- **What is asked**
Please print the rows from the line that contains "Detect and localize" to the line that contains "card-title: Ambient City", reproducing each one verbatim.

- **Provided material**

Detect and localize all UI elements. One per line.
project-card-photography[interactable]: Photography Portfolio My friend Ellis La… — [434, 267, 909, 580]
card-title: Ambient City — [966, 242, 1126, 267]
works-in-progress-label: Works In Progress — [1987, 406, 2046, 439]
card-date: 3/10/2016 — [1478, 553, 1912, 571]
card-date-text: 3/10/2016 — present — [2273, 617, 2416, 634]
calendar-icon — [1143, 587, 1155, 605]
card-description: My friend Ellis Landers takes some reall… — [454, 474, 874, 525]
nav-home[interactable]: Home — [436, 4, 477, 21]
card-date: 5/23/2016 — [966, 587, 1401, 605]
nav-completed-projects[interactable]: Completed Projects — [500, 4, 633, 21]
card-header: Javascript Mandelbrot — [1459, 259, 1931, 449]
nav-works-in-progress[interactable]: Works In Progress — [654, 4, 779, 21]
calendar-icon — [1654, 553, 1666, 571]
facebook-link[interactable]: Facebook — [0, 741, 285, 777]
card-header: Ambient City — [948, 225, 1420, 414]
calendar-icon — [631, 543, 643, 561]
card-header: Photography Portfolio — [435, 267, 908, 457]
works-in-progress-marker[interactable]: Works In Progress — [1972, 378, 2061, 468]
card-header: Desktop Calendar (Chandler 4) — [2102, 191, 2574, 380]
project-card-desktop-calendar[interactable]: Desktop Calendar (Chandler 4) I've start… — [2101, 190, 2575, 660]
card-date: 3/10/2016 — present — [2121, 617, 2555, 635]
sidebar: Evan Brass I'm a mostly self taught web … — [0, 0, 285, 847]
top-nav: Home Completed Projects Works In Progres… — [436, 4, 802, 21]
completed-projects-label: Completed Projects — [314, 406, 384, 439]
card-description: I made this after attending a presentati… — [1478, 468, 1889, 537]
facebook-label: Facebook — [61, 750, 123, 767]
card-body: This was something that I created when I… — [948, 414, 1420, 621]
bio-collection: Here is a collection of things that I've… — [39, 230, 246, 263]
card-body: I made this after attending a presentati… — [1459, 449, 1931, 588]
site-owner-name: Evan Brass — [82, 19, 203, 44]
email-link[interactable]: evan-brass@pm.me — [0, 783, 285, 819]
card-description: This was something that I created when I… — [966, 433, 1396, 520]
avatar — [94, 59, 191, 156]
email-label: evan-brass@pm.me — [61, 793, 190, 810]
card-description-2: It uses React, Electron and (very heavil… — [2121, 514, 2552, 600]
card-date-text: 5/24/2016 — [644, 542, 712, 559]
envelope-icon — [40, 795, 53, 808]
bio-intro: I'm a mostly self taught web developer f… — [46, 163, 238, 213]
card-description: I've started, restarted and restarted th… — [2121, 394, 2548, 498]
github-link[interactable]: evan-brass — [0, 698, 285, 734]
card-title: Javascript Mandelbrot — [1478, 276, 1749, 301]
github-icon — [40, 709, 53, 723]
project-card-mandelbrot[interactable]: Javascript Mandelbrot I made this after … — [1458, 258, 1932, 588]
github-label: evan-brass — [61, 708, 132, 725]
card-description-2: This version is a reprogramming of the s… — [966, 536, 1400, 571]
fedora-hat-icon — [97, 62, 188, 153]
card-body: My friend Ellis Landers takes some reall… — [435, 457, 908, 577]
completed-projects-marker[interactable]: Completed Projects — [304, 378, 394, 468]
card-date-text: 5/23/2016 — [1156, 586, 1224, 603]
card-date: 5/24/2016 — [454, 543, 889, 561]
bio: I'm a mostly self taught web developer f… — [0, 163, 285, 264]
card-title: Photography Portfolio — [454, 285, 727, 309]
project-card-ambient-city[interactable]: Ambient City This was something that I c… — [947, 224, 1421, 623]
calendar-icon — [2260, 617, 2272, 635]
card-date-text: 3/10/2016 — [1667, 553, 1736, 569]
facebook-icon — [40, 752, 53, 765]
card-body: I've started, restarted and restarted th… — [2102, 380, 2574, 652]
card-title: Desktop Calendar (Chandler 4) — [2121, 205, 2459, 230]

---

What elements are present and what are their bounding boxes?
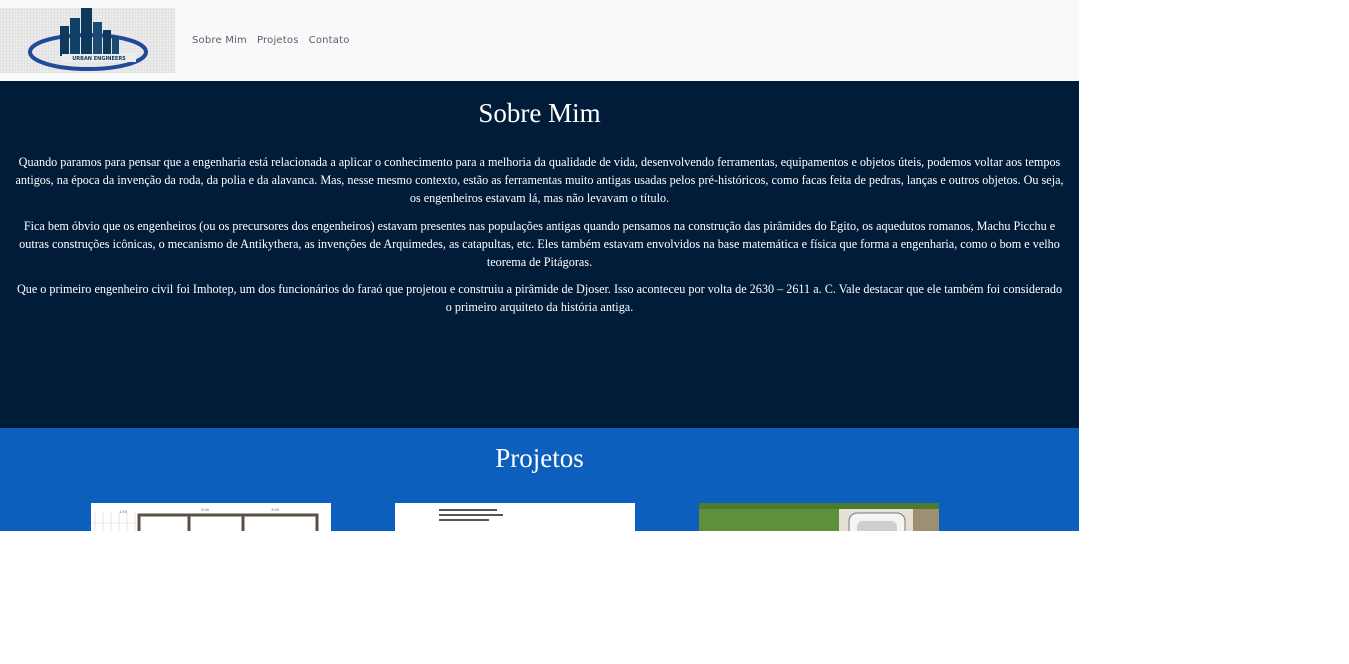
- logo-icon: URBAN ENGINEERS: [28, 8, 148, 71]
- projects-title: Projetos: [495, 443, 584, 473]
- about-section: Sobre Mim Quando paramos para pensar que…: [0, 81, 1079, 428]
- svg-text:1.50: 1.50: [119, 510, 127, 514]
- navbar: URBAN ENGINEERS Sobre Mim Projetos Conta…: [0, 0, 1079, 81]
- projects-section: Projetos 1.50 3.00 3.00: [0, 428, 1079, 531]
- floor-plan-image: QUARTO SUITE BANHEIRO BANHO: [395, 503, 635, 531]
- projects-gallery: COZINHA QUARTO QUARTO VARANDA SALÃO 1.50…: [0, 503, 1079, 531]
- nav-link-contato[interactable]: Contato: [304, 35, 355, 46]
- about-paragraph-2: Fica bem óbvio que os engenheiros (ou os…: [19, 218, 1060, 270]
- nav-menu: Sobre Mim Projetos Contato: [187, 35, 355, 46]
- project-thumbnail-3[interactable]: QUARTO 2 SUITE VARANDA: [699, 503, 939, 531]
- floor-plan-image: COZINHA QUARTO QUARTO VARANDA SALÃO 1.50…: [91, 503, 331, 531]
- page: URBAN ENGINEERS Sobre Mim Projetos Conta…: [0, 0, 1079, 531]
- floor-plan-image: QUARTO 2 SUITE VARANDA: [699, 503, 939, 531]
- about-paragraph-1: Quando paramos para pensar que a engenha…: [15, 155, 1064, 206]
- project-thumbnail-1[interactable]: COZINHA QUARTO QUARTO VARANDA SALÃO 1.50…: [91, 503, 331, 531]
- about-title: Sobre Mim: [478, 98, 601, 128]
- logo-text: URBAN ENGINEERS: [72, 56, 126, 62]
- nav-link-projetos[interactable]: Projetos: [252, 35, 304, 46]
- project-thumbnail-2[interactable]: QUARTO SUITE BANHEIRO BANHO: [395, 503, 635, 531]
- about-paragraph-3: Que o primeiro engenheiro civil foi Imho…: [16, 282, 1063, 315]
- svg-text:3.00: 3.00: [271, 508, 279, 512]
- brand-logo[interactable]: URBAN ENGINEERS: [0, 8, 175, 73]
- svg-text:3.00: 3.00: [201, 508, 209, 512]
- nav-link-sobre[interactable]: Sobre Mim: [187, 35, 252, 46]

- **Task solution**
Detect and localize all UI elements. One per line.
project-card-photography[interactable]: Photography Portfolio My friend Ellis La… — [434, 267, 909, 580]
card-title: Ambient City — [966, 242, 1126, 267]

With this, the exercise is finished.